[Figure content listings]
######
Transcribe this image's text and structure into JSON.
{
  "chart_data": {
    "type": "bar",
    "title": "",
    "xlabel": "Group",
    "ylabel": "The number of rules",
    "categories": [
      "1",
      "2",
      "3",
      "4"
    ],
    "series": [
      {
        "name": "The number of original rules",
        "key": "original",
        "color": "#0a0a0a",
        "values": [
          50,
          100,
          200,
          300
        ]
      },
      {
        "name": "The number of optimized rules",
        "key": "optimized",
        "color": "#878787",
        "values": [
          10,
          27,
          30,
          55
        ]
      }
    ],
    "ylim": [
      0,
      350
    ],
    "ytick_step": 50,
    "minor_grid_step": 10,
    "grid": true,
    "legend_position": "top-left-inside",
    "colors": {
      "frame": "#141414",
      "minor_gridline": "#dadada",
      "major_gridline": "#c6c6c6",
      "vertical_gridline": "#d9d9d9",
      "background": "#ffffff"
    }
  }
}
######
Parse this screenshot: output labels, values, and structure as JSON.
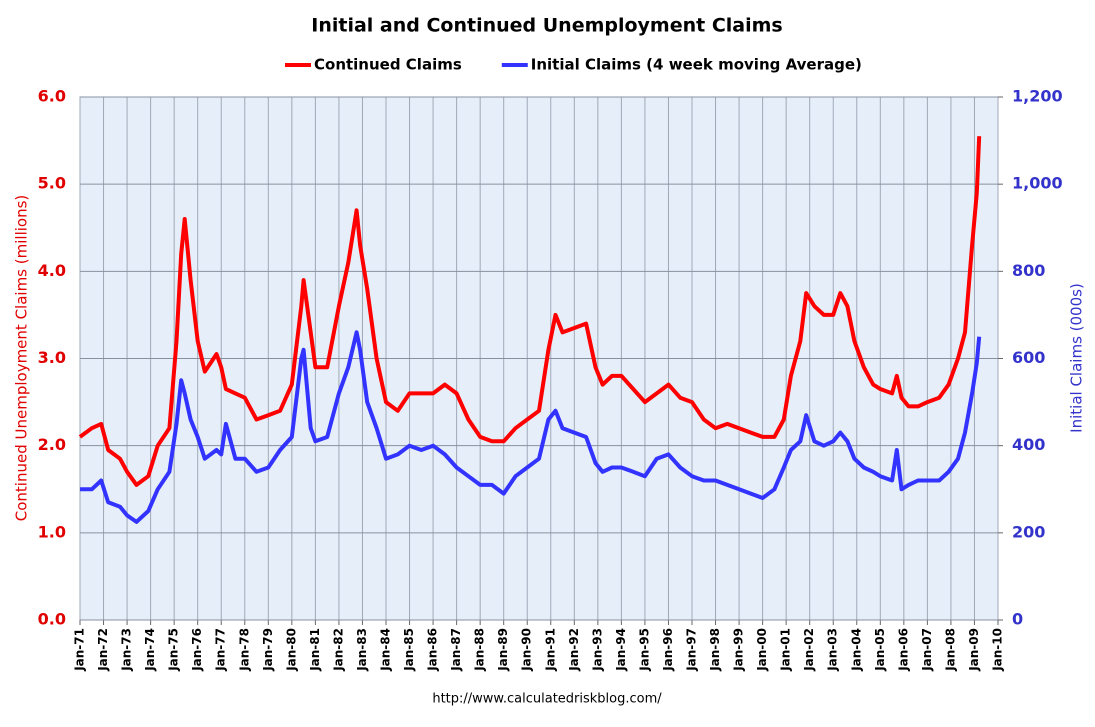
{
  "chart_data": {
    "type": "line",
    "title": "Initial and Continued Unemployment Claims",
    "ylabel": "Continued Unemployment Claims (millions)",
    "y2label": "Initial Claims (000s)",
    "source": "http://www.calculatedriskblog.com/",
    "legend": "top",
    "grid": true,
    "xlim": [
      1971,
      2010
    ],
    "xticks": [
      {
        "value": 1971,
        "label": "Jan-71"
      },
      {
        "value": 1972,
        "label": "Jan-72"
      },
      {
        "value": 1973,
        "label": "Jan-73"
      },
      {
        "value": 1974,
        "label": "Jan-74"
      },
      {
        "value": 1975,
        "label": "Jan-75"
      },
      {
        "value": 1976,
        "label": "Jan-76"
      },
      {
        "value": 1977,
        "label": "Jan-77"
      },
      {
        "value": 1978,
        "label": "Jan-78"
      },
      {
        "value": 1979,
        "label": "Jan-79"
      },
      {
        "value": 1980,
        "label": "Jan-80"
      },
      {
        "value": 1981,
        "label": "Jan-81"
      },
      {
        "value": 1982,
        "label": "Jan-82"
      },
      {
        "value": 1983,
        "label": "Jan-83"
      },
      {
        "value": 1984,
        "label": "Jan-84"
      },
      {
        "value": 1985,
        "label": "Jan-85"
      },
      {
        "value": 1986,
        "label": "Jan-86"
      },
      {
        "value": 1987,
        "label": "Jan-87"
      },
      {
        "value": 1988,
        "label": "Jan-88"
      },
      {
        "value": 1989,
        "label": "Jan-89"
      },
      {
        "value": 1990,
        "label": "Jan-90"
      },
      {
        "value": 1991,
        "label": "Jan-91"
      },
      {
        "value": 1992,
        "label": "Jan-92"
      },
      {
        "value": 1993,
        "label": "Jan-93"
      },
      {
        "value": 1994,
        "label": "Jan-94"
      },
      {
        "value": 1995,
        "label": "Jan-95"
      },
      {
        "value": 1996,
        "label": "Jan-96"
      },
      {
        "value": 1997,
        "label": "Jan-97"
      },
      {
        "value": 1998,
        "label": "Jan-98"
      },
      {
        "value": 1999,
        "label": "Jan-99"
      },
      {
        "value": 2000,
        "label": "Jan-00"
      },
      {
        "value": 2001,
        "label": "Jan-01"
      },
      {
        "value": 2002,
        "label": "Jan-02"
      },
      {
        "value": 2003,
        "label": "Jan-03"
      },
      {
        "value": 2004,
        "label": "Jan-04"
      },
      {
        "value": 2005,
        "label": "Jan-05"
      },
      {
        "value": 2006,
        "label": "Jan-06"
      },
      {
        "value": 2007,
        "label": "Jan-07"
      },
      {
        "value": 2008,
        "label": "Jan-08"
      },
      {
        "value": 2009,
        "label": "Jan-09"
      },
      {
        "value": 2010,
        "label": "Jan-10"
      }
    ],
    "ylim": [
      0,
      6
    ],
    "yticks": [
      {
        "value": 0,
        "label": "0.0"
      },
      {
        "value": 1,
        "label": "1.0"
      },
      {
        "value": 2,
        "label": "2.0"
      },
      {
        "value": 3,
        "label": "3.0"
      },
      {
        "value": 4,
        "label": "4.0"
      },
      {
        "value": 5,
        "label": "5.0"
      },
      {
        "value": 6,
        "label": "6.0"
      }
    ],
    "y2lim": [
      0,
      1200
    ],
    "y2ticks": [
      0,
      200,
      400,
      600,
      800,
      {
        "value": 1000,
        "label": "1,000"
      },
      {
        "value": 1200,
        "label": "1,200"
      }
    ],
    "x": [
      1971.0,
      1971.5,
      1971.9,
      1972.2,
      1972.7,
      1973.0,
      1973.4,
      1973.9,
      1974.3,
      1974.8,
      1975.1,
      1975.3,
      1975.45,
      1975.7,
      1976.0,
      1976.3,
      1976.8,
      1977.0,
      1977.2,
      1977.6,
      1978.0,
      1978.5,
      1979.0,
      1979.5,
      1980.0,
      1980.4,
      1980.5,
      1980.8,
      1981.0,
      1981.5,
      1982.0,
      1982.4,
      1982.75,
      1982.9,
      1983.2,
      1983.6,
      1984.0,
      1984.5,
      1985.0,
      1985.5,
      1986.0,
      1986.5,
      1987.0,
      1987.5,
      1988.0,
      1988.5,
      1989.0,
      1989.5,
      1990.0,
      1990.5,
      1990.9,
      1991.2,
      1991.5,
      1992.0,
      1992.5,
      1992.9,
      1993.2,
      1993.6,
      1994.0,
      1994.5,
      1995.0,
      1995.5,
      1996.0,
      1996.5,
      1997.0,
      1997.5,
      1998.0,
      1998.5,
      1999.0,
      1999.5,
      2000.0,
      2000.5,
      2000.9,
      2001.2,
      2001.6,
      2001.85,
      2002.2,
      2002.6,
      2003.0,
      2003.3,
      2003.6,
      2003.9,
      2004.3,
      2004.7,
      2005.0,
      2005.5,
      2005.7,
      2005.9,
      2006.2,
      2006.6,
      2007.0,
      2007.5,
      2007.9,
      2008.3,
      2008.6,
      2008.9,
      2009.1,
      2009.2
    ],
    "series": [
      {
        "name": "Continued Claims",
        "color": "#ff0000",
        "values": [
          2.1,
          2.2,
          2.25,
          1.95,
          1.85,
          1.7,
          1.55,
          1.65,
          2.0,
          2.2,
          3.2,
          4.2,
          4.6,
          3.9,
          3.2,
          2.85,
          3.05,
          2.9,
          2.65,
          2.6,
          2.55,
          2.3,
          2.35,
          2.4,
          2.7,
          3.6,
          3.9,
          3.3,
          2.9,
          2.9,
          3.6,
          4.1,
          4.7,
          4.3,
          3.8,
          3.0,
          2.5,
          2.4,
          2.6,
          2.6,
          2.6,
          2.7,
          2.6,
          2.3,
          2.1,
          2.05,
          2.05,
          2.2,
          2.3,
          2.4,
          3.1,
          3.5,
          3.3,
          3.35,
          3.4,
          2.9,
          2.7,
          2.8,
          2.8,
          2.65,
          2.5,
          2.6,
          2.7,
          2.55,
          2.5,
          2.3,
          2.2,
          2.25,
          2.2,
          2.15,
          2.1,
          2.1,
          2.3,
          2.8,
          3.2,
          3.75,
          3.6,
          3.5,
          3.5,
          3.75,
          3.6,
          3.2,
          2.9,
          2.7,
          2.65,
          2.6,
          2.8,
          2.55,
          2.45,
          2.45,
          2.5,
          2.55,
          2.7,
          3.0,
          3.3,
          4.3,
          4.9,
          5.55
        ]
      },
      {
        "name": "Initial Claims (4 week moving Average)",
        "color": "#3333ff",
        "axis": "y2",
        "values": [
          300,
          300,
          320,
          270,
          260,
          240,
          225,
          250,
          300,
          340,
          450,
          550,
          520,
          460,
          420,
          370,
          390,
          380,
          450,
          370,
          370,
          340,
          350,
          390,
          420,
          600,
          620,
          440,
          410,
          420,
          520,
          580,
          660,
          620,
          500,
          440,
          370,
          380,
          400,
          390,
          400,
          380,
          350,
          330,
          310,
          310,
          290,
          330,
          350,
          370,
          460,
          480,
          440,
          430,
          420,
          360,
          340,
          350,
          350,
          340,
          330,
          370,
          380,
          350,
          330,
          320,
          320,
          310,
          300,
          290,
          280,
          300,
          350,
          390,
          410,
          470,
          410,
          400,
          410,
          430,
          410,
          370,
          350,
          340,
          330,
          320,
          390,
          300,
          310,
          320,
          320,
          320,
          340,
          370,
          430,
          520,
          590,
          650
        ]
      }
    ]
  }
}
######
=== STATED EXERCISE ===
Find the string "Initial" in the entries above and return each line that holds it.

=== ANSWER FOR THE TASK ===
    "title": "Initial and Continued Unemployment Claims",
    "y2label": "Initial Claims (000s)",
        "name": "Initial Claims (4 week moving Average)",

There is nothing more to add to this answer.